■ **Dataset entries**
——————————
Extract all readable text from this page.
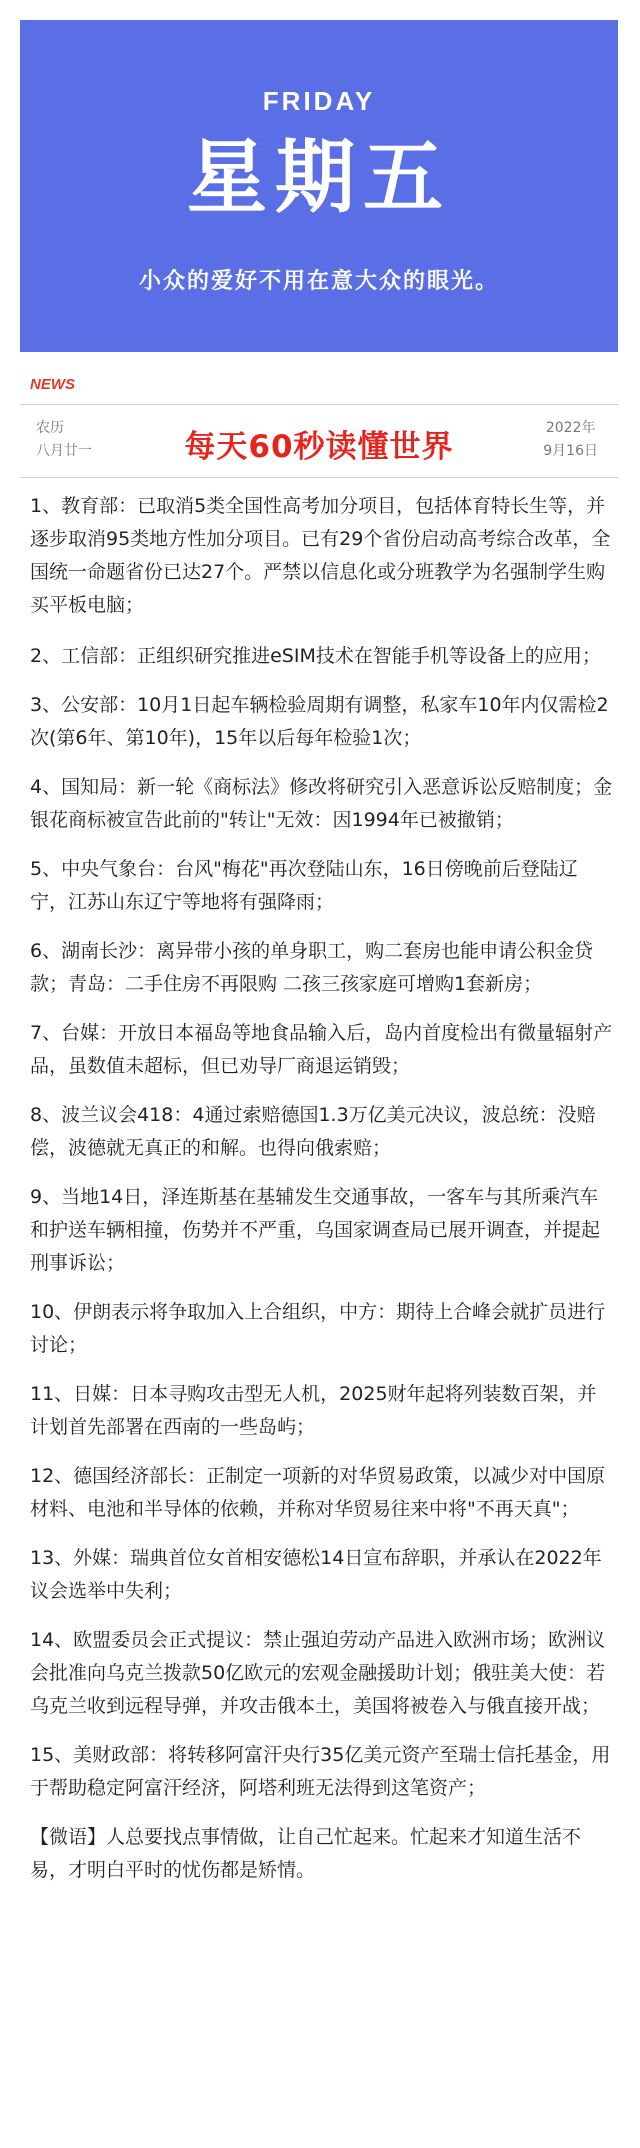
FRIDAY
星期五
小众的爱好不用在意大众的眼光。
NEWS
农历
八月廿一	每天60秒读懂世界
2022年
9月16日

1、教育部：已取消5类全国性高考加分项目，包括体育特长生等，并逐步取消95类地方性加分项目。已有29个省份启动高考综合改革，全国统一命题省份已达27个。严禁以信息化或分班教学为名强制学生购买平板电脑；

2、工信部：正组织研究推进eSIM技术在智能手机等设备上的应用；

3、公安部：10月1日起车辆检验周期有调整，私家车10年内仅需检2次(第6年、第10年)，15年以后每年检验1次；

4、国知局：新一轮《商标法》修改将研究引入恶意诉讼反赔制度；金银花商标被宣告此前的"转让"无效：因1994年已被撤销；

5、中央气象台：台风"梅花"再次登陆山东，16日傍晚前后登陆辽宁，江苏山东辽宁等地将有强降雨；

6、湖南长沙：离异带小孩的单身职工，购二套房也能申请公积金贷款；青岛：二手住房不再限购 二孩三孩家庭可增购1套新房；

7、台媒：开放日本福岛等地食品输入后，岛内首度检出有微量辐射产品，虽数值未超标，但已劝导厂商退运销毁；

8、波兰议会418：4通过索赔德国1.3万亿美元决议，波总统：没赔偿，波德就无真正的和解。也得向俄索赔；

9、当地14日，泽连斯基在基辅发生交通事故，一客车与其所乘汽车和护送车辆相撞，伤势并不严重，乌国家调查局已展开调查，并提起刑事诉讼；

10、伊朗表示将争取加入上合组织，中方：期待上合峰会就扩员进行讨论；

11、日媒：日本寻购攻击型无人机，2025财年起将列装数百架，并计划首先部署在西南的一些岛屿；

12、德国经济部长：正制定一项新的对华贸易政策，以减少对中国原材料、电池和半导体的依赖，并称对华贸易往来中将"不再天真"；

13、外媒：瑞典首位女首相安德松14日宣布辞职，并承认在2022年议会选举中失利；

14、欧盟委员会正式提议：禁止强迫劳动产品进入欧洲市场；欧洲议会批准向乌克兰拨款50亿欧元的宏观金融援助计划；俄驻美大使：若乌克兰收到远程导弹，并攻击俄本土，美国将被卷入与俄直接开战；

15、美财政部：将转移阿富汗央行35亿美元资产至瑞士信托基金，用于帮助稳定阿富汗经济，阿塔利班无法得到这笔资产；

【微语】人总要找点事情做，让自己忙起来。忙起来才知道生活不易，才明白平时的忧伤都是矫情。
——————————
■ **Set exercise**
Copy every record character for character. Skip the pictures.

■ **Full output**
Extract all readable text from this page.
FRIDAY
星期五
小众的爱好不用在意大众的眼光。
NEWS
农历
八月廿一	每天60秒读懂世界
2022年
9月16日

1、教育部：已取消5类全国性高考加分项目，包括体育特长生等，并逐步取消95类地方性加分项目。已有29个省份启动高考综合改革，全国统一命题省份已达27个。严禁以信息化或分班教学为名强制学生购买平板电脑；

2、工信部：正组织研究推进eSIM技术在智能手机等设备上的应用；

3、公安部：10月1日起车辆检验周期有调整，私家车10年内仅需检2次(第6年、第10年)，15年以后每年检验1次；

4、国知局：新一轮《商标法》修改将研究引入恶意诉讼反赔制度；金银花商标被宣告此前的"转让"无效：因1994年已被撤销；

5、中央气象台：台风"梅花"再次登陆山东，16日傍晚前后登陆辽宁，江苏山东辽宁等地将有强降雨；

6、湖南长沙：离异带小孩的单身职工，购二套房也能申请公积金贷款；青岛：二手住房不再限购 二孩三孩家庭可增购1套新房；

7、台媒：开放日本福岛等地食品输入后，岛内首度检出有微量辐射产品，虽数值未超标，但已劝导厂商退运销毁；

8、波兰议会418：4通过索赔德国1.3万亿美元决议，波总统：没赔偿，波德就无真正的和解。也得向俄索赔；

9、当地14日，泽连斯基在基辅发生交通事故，一客车与其所乘汽车和护送车辆相撞，伤势并不严重，乌国家调查局已展开调查，并提起刑事诉讼；

10、伊朗表示将争取加入上合组织，中方：期待上合峰会就扩员进行讨论；

11、日媒：日本寻购攻击型无人机，2025财年起将列装数百架，并计划首先部署在西南的一些岛屿；

12、德国经济部长：正制定一项新的对华贸易政策，以减少对中国原材料、电池和半导体的依赖，并称对华贸易往来中将"不再天真"；

13、外媒：瑞典首位女首相安德松14日宣布辞职，并承认在2022年议会选举中失利；

14、欧盟委员会正式提议：禁止强迫劳动产品进入欧洲市场；欧洲议会批准向乌克兰拨款50亿欧元的宏观金融援助计划；俄驻美大使：若乌克兰收到远程导弹，并攻击俄本土，美国将被卷入与俄直接开战；

15、美财政部：将转移阿富汗央行35亿美元资产至瑞士信托基金，用于帮助稳定阿富汗经济，阿塔利班无法得到这笔资产；

【微语】人总要找点事情做，让自己忙起来。忙起来才知道生活不易，才明白平时的忧伤都是矫情。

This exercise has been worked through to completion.